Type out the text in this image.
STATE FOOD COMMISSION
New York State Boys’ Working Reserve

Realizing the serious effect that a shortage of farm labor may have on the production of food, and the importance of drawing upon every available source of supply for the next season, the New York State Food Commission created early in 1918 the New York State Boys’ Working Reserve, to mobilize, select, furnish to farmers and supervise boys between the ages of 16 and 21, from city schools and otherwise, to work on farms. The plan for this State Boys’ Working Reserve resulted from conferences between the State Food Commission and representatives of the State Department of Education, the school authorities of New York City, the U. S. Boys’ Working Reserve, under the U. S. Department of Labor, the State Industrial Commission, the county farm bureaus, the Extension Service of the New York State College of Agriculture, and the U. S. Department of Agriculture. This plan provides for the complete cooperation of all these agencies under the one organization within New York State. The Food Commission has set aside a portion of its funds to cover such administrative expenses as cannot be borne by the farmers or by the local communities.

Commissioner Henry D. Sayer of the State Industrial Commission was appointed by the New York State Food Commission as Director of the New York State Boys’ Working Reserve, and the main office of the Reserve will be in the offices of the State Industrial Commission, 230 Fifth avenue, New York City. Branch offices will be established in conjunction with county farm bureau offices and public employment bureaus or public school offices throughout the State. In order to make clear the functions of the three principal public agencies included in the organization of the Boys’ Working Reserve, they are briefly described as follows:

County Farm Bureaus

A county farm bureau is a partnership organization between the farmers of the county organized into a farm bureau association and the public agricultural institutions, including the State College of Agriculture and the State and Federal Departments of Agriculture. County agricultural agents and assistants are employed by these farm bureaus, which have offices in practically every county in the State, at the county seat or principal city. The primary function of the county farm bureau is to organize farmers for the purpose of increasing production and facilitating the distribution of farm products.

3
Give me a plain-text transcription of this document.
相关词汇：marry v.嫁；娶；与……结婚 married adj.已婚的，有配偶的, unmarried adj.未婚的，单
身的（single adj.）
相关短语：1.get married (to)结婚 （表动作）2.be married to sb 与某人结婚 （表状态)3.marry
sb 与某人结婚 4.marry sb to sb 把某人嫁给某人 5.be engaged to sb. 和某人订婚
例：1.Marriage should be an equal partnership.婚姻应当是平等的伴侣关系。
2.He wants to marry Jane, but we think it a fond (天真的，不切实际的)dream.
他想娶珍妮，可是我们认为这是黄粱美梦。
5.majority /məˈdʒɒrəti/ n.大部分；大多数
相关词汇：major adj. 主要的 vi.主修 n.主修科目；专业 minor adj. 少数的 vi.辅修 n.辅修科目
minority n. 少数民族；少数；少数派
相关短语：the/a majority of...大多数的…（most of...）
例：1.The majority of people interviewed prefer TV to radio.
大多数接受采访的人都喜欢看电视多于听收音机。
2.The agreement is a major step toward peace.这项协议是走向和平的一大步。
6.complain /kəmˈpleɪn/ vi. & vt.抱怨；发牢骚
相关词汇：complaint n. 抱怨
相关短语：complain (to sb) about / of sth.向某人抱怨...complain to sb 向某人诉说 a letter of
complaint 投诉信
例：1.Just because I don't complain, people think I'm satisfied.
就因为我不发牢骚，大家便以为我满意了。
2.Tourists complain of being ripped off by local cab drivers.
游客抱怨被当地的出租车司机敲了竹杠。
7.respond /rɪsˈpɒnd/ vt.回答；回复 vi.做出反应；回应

▬▬▬▬▬▬

**Task description**:
Write the listing out again, exactly as it reads.

**The answer**:
Type out the text in this image.
STATE FOOD COMMISSION
New York State Boys’ Working Reserve

Realizing the serious effect that a shortage of farm labor may have on the production of food, and the importance of drawing upon every available source of supply for the next season, the New York State Food Commission created early in 1918 the New York State Boys’ Working Reserve, to mobilize, select, furnish to farmers and supervise boys between the ages of 16 and 21, from city schools and otherwise, to work on farms. The plan for this State Boys’ Working Reserve resulted from conferences between the State Food Commission and representatives of the State Department of Education, the school authorities of New York City, the U. S. Boys’ Working Reserve, under the U. S. Department of Labor, the State Industrial Commission, the county farm bureaus, the Extension Service of the New York State College of Agriculture, and the U. S. Department of Agriculture. This plan provides for the complete cooperation of all these agencies under the one organization within New York State. The Food Commission has set aside a portion of its funds to cover such administrative expenses as cannot be borne by the farmers or by the local communities.

Commissioner Henry D. Sayer of the State Industrial Commission was appointed by the New York State Food Commission as Director of the New York State Boys’ Working Reserve, and the main office of the Reserve will be in the offices of the State Industrial Commission, 230 Fifth avenue, New York City. Branch offices will be established in conjunction with county farm bureau offices and public employment bureaus or public school offices throughout the State. In order to make clear the functions of the three principal public agencies included in the organization of the Boys’ Working Reserve, they are briefly described as follows:

County Farm Bureaus

A county farm bureau is a partnership organization between the farmers of the county organized into a farm bureau association and the public agricultural institutions, including the State College of Agriculture and the State and Federal Departments of Agriculture. County agricultural agents and assistants are employed by these farm bureaus, which have offices in practically every county in the State, at the county seat or principal city. The primary function of the county farm bureau is to organize farmers for the purpose of increasing production and facilitating the distribution of farm products.

3
Give me a plain-text transcription of this document.
相关词汇：marry v.嫁；娶；与……结婚 married adj.已婚的，有配偶的, unmarried adj.未婚的，单
身的（single adj.）
相关短语：1.get married (to)结婚 （表动作）2.be married to sb 与某人结婚 （表状态)3.marry
sb 与某人结婚 4.marry sb to sb 把某人嫁给某人 5.be engaged to sb. 和某人订婚
例：1.Marriage should be an equal partnership.婚姻应当是平等的伴侣关系。
2.He wants to marry Jane, but we think it a fond (天真的，不切实际的)dream.
他想娶珍妮，可是我们认为这是黄粱美梦。
5.majority /məˈdʒɒrəti/ n.大部分；大多数
相关词汇：major adj. 主要的 vi.主修 n.主修科目；专业 minor adj. 少数的 vi.辅修 n.辅修科目
minority n. 少数民族；少数；少数派
相关短语：the/a majority of...大多数的…（most of...）
例：1.The majority of people interviewed prefer TV to radio.
大多数接受采访的人都喜欢看电视多于听收音机。
2.The agreement is a major step toward peace.这项协议是走向和平的一大步。
6.complain /kəmˈpleɪn/ vi. & vt.抱怨；发牢骚
相关词汇：complaint n. 抱怨
相关短语：complain (to sb) about / of sth.向某人抱怨...complain to sb 向某人诉说 a letter of
complaint 投诉信
例：1.Just because I don't complain, people think I'm satisfied.
就因为我不发牢骚，大家便以为我满意了。
2.Tourists complain of being ripped off by local cab drivers.
游客抱怨被当地的出租车司机敲了竹杠。
7.respond /rɪsˈpɒnd/ vt.回答；回复 vi.做出反应；回应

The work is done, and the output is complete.